* **What to produce**:
Print each of the entries exactly, leaving nothing out.

* **Figure contents as structured data**:

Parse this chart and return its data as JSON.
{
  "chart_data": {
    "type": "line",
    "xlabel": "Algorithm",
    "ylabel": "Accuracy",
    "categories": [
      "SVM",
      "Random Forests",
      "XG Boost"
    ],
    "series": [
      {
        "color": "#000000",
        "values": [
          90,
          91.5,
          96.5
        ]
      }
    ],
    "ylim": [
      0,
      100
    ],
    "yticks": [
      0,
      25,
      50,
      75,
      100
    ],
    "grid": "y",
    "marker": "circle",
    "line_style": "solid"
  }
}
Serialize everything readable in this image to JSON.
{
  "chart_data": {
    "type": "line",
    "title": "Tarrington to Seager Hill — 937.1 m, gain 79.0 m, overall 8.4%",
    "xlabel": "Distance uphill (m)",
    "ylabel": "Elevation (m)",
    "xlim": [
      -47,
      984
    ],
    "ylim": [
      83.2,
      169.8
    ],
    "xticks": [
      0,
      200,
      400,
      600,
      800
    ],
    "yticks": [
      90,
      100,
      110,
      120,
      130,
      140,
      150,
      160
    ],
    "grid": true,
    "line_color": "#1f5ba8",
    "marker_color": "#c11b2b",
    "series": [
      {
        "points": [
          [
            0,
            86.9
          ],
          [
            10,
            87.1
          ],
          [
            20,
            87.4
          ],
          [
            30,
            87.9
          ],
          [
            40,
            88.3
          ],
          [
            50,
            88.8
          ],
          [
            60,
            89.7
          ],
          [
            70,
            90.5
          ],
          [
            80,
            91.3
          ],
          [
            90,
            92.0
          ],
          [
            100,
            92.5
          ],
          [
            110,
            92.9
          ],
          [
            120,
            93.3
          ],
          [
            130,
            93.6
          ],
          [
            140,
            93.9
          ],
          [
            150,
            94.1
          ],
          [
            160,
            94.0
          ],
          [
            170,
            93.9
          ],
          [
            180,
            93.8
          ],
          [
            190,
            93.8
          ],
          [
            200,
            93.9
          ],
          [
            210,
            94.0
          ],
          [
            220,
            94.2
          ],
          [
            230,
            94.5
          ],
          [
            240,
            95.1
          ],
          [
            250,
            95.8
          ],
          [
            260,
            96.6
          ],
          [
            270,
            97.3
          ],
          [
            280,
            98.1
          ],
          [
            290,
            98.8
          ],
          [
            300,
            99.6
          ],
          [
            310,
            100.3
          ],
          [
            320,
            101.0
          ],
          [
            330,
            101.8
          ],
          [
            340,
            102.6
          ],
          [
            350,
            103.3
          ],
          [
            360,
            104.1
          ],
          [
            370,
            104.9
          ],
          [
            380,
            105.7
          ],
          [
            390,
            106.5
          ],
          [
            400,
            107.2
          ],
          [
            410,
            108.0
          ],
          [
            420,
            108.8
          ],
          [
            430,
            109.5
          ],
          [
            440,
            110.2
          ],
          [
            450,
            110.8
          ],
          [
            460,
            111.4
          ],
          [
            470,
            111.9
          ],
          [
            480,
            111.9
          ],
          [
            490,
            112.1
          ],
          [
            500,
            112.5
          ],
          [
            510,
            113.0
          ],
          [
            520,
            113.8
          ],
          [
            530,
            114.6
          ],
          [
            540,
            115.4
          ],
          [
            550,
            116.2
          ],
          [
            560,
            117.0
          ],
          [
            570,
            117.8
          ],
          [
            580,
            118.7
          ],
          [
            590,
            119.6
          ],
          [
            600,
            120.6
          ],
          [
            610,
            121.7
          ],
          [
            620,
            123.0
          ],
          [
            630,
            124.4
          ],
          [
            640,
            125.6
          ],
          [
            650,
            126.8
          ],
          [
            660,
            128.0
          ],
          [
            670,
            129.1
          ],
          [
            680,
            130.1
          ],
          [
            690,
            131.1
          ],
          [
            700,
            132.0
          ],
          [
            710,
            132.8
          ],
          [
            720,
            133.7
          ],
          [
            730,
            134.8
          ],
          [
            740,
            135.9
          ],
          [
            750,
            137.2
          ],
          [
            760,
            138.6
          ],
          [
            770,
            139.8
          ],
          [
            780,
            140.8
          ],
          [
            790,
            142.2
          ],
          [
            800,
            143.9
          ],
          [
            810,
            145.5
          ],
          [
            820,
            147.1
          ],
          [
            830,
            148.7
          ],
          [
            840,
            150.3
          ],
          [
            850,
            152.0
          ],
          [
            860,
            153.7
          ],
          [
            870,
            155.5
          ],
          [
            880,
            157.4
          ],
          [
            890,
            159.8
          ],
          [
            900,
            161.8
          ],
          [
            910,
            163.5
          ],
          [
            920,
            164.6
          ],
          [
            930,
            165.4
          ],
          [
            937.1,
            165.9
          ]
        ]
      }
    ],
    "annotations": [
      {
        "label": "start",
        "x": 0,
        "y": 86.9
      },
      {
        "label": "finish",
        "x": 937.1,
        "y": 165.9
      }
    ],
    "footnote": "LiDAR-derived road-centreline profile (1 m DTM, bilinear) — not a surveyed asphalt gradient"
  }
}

* **Reply**:
Parse this chart and return its data as JSON.
{
  "chart_data": {
    "type": "line",
    "xlabel": "Algorithm",
    "ylabel": "Accuracy",
    "categories": [
      "SVM",
      "Random Forests",
      "XG Boost"
    ],
    "series": [
      {
        "color": "#000000",
        "values": [
          90,
          91.5,
          96.5
        ]
      }
    ],
    "ylim": [
      0,
      100
    ],
    "yticks": [
      0,
      25,
      50,
      75,
      100
    ],
    "grid": "y",
    "marker": "circle",
    "line_style": "solid"
  }
}
Serialize everything readable in this image to JSON.
{
  "chart_data": {
    "type": "line",
    "title": "Tarrington to Seager Hill — 937.1 m, gain 79.0 m, overall 8.4%",
    "xlabel": "Distance uphill (m)",
    "ylabel": "Elevation (m)",
    "xlim": [
      -47,
      984
    ],
    "ylim": [
      83.2,
      169.8
    ],
    "xticks": [
      0,
      200,
      400,
      600,
      800
    ],
    "yticks": [
      90,
      100,
      110,
      120,
      130,
      140,
      150,
      160
    ],
    "grid": true,
    "line_color": "#1f5ba8",
    "marker_color": "#c11b2b",
    "series": [
      {
        "points": [
          [
            0,
            86.9
          ],
          [
            10,
            87.1
          ],
          [
            20,
            87.4
          ],
          [
            30,
            87.9
          ],
          [
            40,
            88.3
          ],
          [
            50,
            88.8
          ],
          [
            60,
            89.7
          ],
          [
            70,
            90.5
          ],
          [
            80,
            91.3
          ],
          [
            90,
            92.0
          ],
          [
            100,
            92.5
          ],
          [
            110,
            92.9
          ],
          [
            120,
            93.3
          ],
          [
            130,
            93.6
          ],
          [
            140,
            93.9
          ],
          [
            150,
            94.1
          ],
          [
            160,
            94.0
          ],
          [
            170,
            93.9
          ],
          [
            180,
            93.8
          ],
          [
            190,
            93.8
          ],
          [
            200,
            93.9
          ],
          [
            210,
            94.0
          ],
          [
            220,
            94.2
          ],
          [
            230,
            94.5
          ],
          [
            240,
            95.1
          ],
          [
            250,
            95.8
          ],
          [
            260,
            96.6
          ],
          [
            270,
            97.3
          ],
          [
            280,
            98.1
          ],
          [
            290,
            98.8
          ],
          [
            300,
            99.6
          ],
          [
            310,
            100.3
          ],
          [
            320,
            101.0
          ],
          [
            330,
            101.8
          ],
          [
            340,
            102.6
          ],
          [
            350,
            103.3
          ],
          [
            360,
            104.1
          ],
          [
            370,
            104.9
          ],
          [
            380,
            105.7
          ],
          [
            390,
            106.5
          ],
          [
            400,
            107.2
          ],
          [
            410,
            108.0
          ],
          [
            420,
            108.8
          ],
          [
            430,
            109.5
          ],
          [
            440,
            110.2
          ],
          [
            450,
            110.8
          ],
          [
            460,
            111.4
          ],
          [
            470,
            111.9
          ],
          [
            480,
            111.9
          ],
          [
            490,
            112.1
          ],
          [
            500,
            112.5
          ],
          [
            510,
            113.0
          ],
          [
            520,
            113.8
          ],
          [
            530,
            114.6
          ],
          [
            540,
            115.4
          ],
          [
            550,
            116.2
          ],
          [
            560,
            117.0
          ],
          [
            570,
            117.8
          ],
          [
            580,
            118.7
          ],
          [
            590,
            119.6
          ],
          [
            600,
            120.6
          ],
          [
            610,
            121.7
          ],
          [
            620,
            123.0
          ],
          [
            630,
            124.4
          ],
          [
            640,
            125.6
          ],
          [
            650,
            126.8
          ],
          [
            660,
            128.0
          ],
          [
            670,
            129.1
          ],
          [
            680,
            130.1
          ],
          [
            690,
            131.1
          ],
          [
            700,
            132.0
          ],
          [
            710,
            132.8
          ],
          [
            720,
            133.7
          ],
          [
            730,
            134.8
          ],
          [
            740,
            135.9
          ],
          [
            750,
            137.2
          ],
          [
            760,
            138.6
          ],
          [
            770,
            139.8
          ],
          [
            780,
            140.8
          ],
          [
            790,
            142.2
          ],
          [
            800,
            143.9
          ],
          [
            810,
            145.5
          ],
          [
            820,
            147.1
          ],
          [
            830,
            148.7
          ],
          [
            840,
            150.3
          ],
          [
            850,
            152.0
          ],
          [
            860,
            153.7
          ],
          [
            870,
            155.5
          ],
          [
            880,
            157.4
          ],
          [
            890,
            159.8
          ],
          [
            900,
            161.8
          ],
          [
            910,
            163.5
          ],
          [
            920,
            164.6
          ],
          [
            930,
            165.4
          ],
          [
            937.1,
            165.9
          ]
        ]
      }
    ],
    "annotations": [
      {
        "label": "start",
        "x": 0,
        "y": 86.9
      },
      {
        "label": "finish",
        "x": 937.1,
        "y": 165.9
      }
    ],
    "footnote": "LiDAR-derived road-centreline profile (1 m DTM, bilinear) — not a surveyed asphalt gradient"
  }
}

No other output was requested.